[Data entries]
------------------------------------------------------------
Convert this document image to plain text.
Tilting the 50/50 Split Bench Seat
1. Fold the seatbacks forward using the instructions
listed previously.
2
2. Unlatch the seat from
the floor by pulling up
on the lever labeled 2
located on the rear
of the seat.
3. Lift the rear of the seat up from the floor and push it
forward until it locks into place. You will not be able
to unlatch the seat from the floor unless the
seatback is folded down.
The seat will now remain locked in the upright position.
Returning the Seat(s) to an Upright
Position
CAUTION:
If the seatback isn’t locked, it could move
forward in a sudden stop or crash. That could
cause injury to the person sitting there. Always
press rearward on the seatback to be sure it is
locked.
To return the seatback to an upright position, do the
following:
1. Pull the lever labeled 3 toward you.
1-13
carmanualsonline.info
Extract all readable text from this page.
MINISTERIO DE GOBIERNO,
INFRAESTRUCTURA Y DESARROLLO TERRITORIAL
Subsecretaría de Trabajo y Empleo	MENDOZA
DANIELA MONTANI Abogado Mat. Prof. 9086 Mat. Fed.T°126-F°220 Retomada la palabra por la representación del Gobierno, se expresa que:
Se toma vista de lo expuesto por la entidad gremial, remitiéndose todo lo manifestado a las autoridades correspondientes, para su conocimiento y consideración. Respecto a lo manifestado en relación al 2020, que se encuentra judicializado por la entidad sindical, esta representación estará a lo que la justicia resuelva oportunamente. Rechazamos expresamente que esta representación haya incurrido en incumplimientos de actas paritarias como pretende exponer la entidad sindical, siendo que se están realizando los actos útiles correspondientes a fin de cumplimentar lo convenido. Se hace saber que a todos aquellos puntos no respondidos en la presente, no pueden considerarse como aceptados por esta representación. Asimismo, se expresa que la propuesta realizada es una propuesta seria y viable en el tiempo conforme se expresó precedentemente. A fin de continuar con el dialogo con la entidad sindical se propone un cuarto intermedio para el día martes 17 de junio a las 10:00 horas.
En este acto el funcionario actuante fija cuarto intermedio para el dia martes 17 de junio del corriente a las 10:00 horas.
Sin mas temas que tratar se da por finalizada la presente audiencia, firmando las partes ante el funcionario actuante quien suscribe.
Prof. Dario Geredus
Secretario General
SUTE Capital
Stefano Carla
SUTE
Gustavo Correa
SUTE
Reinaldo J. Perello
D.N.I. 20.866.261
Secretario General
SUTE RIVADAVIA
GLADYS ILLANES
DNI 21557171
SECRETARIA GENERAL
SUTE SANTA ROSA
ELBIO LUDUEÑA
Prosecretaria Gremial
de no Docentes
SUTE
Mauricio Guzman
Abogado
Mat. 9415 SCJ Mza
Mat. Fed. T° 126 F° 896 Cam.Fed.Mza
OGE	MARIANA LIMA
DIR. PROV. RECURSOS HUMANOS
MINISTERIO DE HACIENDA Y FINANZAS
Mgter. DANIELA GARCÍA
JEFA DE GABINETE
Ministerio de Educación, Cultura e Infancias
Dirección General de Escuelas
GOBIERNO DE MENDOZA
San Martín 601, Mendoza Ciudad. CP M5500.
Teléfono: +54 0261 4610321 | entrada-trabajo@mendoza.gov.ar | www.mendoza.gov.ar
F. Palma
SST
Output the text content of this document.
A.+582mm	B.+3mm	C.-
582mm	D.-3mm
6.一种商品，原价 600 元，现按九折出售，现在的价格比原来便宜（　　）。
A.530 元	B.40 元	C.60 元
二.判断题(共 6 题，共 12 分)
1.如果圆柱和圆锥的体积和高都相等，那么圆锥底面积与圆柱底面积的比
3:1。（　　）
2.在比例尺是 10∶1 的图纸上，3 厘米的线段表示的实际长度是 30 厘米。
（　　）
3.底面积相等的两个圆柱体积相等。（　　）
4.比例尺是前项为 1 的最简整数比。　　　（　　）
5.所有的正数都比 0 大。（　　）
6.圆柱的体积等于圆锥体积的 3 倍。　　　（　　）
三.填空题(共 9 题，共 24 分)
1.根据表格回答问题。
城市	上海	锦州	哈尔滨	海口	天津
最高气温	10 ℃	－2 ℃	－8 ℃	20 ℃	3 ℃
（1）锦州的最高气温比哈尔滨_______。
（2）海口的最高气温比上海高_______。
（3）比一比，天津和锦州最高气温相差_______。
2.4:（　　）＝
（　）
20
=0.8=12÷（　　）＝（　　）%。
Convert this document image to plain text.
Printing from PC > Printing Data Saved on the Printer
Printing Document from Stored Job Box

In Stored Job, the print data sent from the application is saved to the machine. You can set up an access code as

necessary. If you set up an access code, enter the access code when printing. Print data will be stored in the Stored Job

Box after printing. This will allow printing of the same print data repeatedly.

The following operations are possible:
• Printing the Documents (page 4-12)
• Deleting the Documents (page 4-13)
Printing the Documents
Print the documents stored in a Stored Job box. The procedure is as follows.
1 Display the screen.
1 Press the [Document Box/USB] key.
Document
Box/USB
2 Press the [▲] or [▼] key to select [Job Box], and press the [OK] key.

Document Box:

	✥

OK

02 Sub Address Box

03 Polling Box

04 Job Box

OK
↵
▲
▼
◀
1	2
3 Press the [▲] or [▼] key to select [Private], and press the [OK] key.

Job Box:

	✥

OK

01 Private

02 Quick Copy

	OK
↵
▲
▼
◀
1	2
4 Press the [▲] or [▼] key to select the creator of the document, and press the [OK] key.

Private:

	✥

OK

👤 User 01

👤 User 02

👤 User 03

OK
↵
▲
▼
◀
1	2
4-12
------------------------------------------------------------
> **SET PROBLEM**
Extract every entry above as it appears.

> **RESULT OF THE TASK**
Convert this document image to plain text.
Tilting the 50/50 Split Bench Seat
1. Fold the seatbacks forward using the instructions
listed previously.
2
2. Unlatch the seat from
the floor by pulling up
on the lever labeled 2
located on the rear
of the seat.
3. Lift the rear of the seat up from the floor and push it
forward until it locks into place. You will not be able
to unlatch the seat from the floor unless the
seatback is folded down.
The seat will now remain locked in the upright position.
Returning the Seat(s) to an Upright
Position
CAUTION:
If the seatback isn’t locked, it could move
forward in a sudden stop or crash. That could
cause injury to the person sitting there. Always
press rearward on the seatback to be sure it is
locked.
To return the seatback to an upright position, do the
following:
1. Pull the lever labeled 3 toward you.
1-13
carmanualsonline.info
Extract all readable text from this page.
MINISTERIO DE GOBIERNO,
INFRAESTRUCTURA Y DESARROLLO TERRITORIAL
Subsecretaría de Trabajo y Empleo	MENDOZA
DANIELA MONTANI Abogado Mat. Prof. 9086 Mat. Fed.T°126-F°220 Retomada la palabra por la representación del Gobierno, se expresa que:
Se toma vista de lo expuesto por la entidad gremial, remitiéndose todo lo manifestado a las autoridades correspondientes, para su conocimiento y consideración. Respecto a lo manifestado en relación al 2020, que se encuentra judicializado por la entidad sindical, esta representación estará a lo que la justicia resuelva oportunamente. Rechazamos expresamente que esta representación haya incurrido en incumplimientos de actas paritarias como pretende exponer la entidad sindical, siendo que se están realizando los actos útiles correspondientes a fin de cumplimentar lo convenido. Se hace saber que a todos aquellos puntos no respondidos en la presente, no pueden considerarse como aceptados por esta representación. Asimismo, se expresa que la propuesta realizada es una propuesta seria y viable en el tiempo conforme se expresó precedentemente. A fin de continuar con el dialogo con la entidad sindical se propone un cuarto intermedio para el día martes 17 de junio a las 10:00 horas.
En este acto el funcionario actuante fija cuarto intermedio para el dia martes 17 de junio del corriente a las 10:00 horas.
Sin mas temas que tratar se da por finalizada la presente audiencia, firmando las partes ante el funcionario actuante quien suscribe.
Prof. Dario Geredus
Secretario General
SUTE Capital
Stefano Carla
SUTE
Gustavo Correa
SUTE
Reinaldo J. Perello
D.N.I. 20.866.261
Secretario General
SUTE RIVADAVIA
GLADYS ILLANES
DNI 21557171
SECRETARIA GENERAL
SUTE SANTA ROSA
ELBIO LUDUEÑA
Prosecretaria Gremial
de no Docentes
SUTE
Mauricio Guzman
Abogado
Mat. 9415 SCJ Mza
Mat. Fed. T° 126 F° 896 Cam.Fed.Mza
OGE	MARIANA LIMA
DIR. PROV. RECURSOS HUMANOS
MINISTERIO DE HACIENDA Y FINANZAS
Mgter. DANIELA GARCÍA
JEFA DE GABINETE
Ministerio de Educación, Cultura e Infancias
Dirección General de Escuelas
GOBIERNO DE MENDOZA
San Martín 601, Mendoza Ciudad. CP M5500.
Teléfono: +54 0261 4610321 | entrada-trabajo@mendoza.gov.ar | www.mendoza.gov.ar
F. Palma
SST
Output the text content of this document.
A.+582mm	B.+3mm	C.-
582mm	D.-3mm
6.一种商品，原价 600 元，现按九折出售，现在的价格比原来便宜（　　）。
A.530 元	B.40 元	C.60 元
二.判断题(共 6 题，共 12 分)
1.如果圆柱和圆锥的体积和高都相等，那么圆锥底面积与圆柱底面积的比
3:1。（　　）
2.在比例尺是 10∶1 的图纸上，3 厘米的线段表示的实际长度是 30 厘米。
（　　）
3.底面积相等的两个圆柱体积相等。（　　）
4.比例尺是前项为 1 的最简整数比。　　　（　　）
5.所有的正数都比 0 大。（　　）
6.圆柱的体积等于圆锥体积的 3 倍。　　　（　　）
三.填空题(共 9 题，共 24 分)
1.根据表格回答问题。
城市	上海	锦州	哈尔滨	海口	天津
最高气温	10 ℃	－2 ℃	－8 ℃	20 ℃	3 ℃
（1）锦州的最高气温比哈尔滨_______。
（2）海口的最高气温比上海高_______。
（3）比一比，天津和锦州最高气温相差_______。
2.4:（　　）＝
（　）
20
=0.8=12÷（　　）＝（　　）%。
Convert this document image to plain text.
Printing from PC > Printing Data Saved on the Printer
Printing Document from Stored Job Box

In Stored Job, the print data sent from the application is saved to the machine. You can set up an access code as

necessary. If you set up an access code, enter the access code when printing. Print data will be stored in the Stored Job

Box after printing. This will allow printing of the same print data repeatedly.

The following operations are possible:
• Printing the Documents (page 4-12)
• Deleting the Documents (page 4-13)
Printing the Documents
Print the documents stored in a Stored Job box. The procedure is as follows.
1 Display the screen.
1 Press the [Document Box/USB] key.
Document
Box/USB
2 Press the [▲] or [▼] key to select [Job Box], and press the [OK] key.

Document Box:

	✥

OK

02 Sub Address Box

03 Polling Box

04 Job Box

OK
↵
▲
▼
◀
1	2
3 Press the [▲] or [▼] key to select [Private], and press the [OK] key.

Job Box:

	✥

OK

01 Private

02 Quick Copy

	OK
↵
▲
▼
◀
1	2
4 Press the [▲] or [▼] key to select the creator of the document, and press the [OK] key.

Private:

	✥

OK

👤 User 01

👤 User 02

👤 User 03

OK
↵
▲
▼
◀
1	2
4-12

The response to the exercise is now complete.